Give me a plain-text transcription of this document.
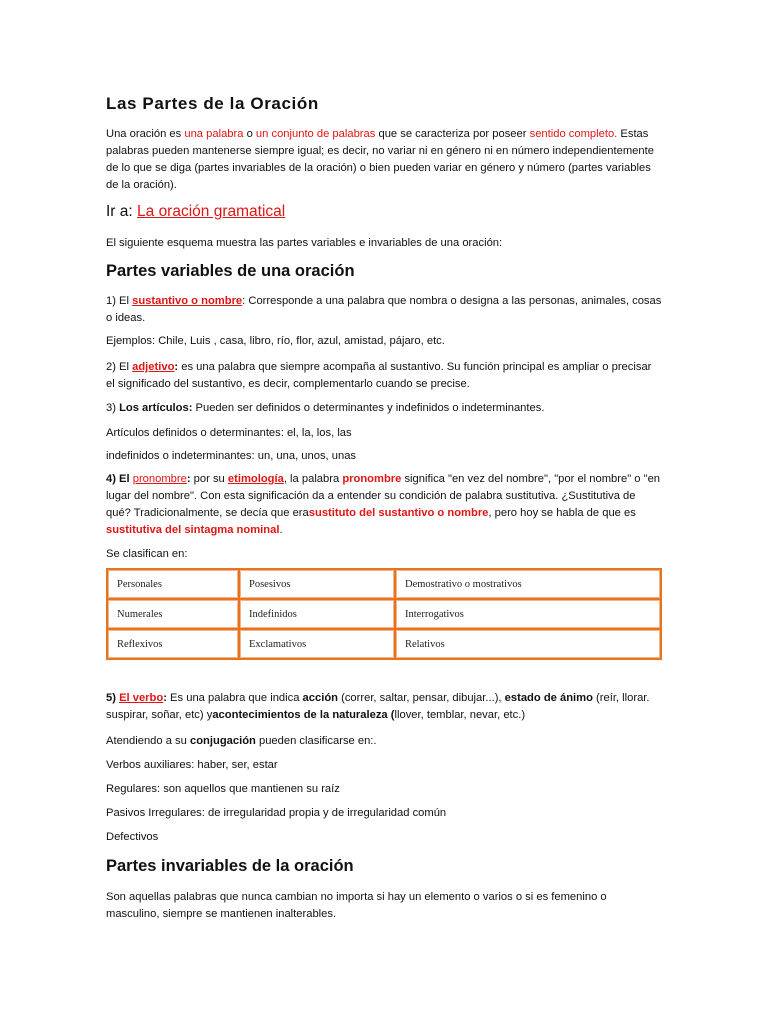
Las Partes de la Oración

Una oración es una palabra o un conjunto de palabras que se caracteriza por poseer sentido completo. Estas palabras pueden mantenerse siempre igual; es decir, no variar ni en género ni en número independientemente de lo que se diga (partes invariables de la oración) o bien pueden variar en género y número (partes variables de la oración).

Ir a: La oración gramatical

El siguiente esquema muestra las partes variables e invariables de una oración:

Partes variables de una oración

1) El sustantivo o nombre: Corresponde a una palabra que nombra o designa a las personas, animales, cosas o ideas.

Ejemplos: Chile, Luis , casa, libro, río, flor, azul, amistad, pájaro, etc.

2) El adjetivo: es una palabra que siempre acompaña al sustantivo. Su función principal es ampliar o precisar el significado del sustantivo, es decir, complementarlo cuando se precise.

3) Los artículos: Pueden ser definidos o determinantes y indefinidos o indeterminantes.

Artículos definidos o determinantes: el, la, los, las

indefinidos o indeterminantes: un, una, unos, unas

4) El pronombre: por su etimología, la palabra pronombre significa "en vez del nombre", "por el nombre" o "en lugar del nombre". Con esta significación da a entender su condición de palabra sustitutiva. ¿Sustitutiva de qué? Tradicionalmente, se decía que erasustituto del sustantivo o nombre, pero hoy se habla de que es sustitutiva del sintagma nominal.

Se clasifican en:

Personales	Posesivos	Demostrativo o mostrativos
Numerales	Indefinidos	Interrogativos
Reflexivos	Exclamativos	Relativos

5) El verbo: Es una palabra que indica acción (correr, saltar, pensar, dibujar...), estado de ánimo (reír, llorar. suspirar, soñar, etc) yacontecimientos de la naturaleza (llover, temblar, nevar, etc.)

Atendiendo a su conjugación pueden clasificarse en:.

Verbos auxiliares: haber, ser, estar

Regulares: son aquellos que mantienen su raíz

Pasivos Irregulares: de irregularidad propia y de irregularidad común

Defectivos

Partes invariables de la oración

Son aquellas palabras que nunca cambian no importa si hay un elemento o varios o si es femenino o masculino, siempre se mantienen inalterables.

**PROBLEM TO WORK ON**:
All of the lines above should be retyped precisely, apart from the pictures.

**ANSWER TO THE EXERCISE**:
Give me a plain-text transcription of this document.
Las Partes de la Oración

Una oración es una palabra o un conjunto de palabras que se caracteriza por poseer sentido completo. Estas palabras pueden mantenerse siempre igual; es decir, no variar ni en género ni en número independientemente de lo que se diga (partes invariables de la oración) o bien pueden variar en género y número (partes variables de la oración).

Ir a: La oración gramatical

El siguiente esquema muestra las partes variables e invariables de una oración:

Partes variables de una oración

1) El sustantivo o nombre: Corresponde a una palabra que nombra o designa a las personas, animales, cosas o ideas.

Ejemplos: Chile, Luis , casa, libro, río, flor, azul, amistad, pájaro, etc.

2) El adjetivo: es una palabra que siempre acompaña al sustantivo. Su función principal es ampliar o precisar el significado del sustantivo, es decir, complementarlo cuando se precise.

3) Los artículos: Pueden ser definidos o determinantes y indefinidos o indeterminantes.

Artículos definidos o determinantes: el, la, los, las

indefinidos o indeterminantes: un, una, unos, unas

4) El pronombre: por su etimología, la palabra pronombre significa "en vez del nombre", "por el nombre" o "en lugar del nombre". Con esta significación da a entender su condición de palabra sustitutiva. ¿Sustitutiva de qué? Tradicionalmente, se decía que erasustituto del sustantivo o nombre, pero hoy se habla de que es sustitutiva del sintagma nominal.

Se clasifican en:

Personales	Posesivos	Demostrativo o mostrativos
Numerales	Indefinidos	Interrogativos
Reflexivos	Exclamativos	Relativos

5) El verbo: Es una palabra que indica acción (correr, saltar, pensar, dibujar...), estado de ánimo (reír, llorar. suspirar, soñar, etc) yacontecimientos de la naturaleza (llover, temblar, nevar, etc.)

Atendiendo a su conjugación pueden clasificarse en:.

Verbos auxiliares: haber, ser, estar

Regulares: son aquellos que mantienen su raíz

Pasivos Irregulares: de irregularidad propia y de irregularidad común

Defectivos

Partes invariables de la oración

Son aquellas palabras que nunca cambian no importa si hay un elemento o varios o si es femenino o masculino, siempre se mantienen inalterables.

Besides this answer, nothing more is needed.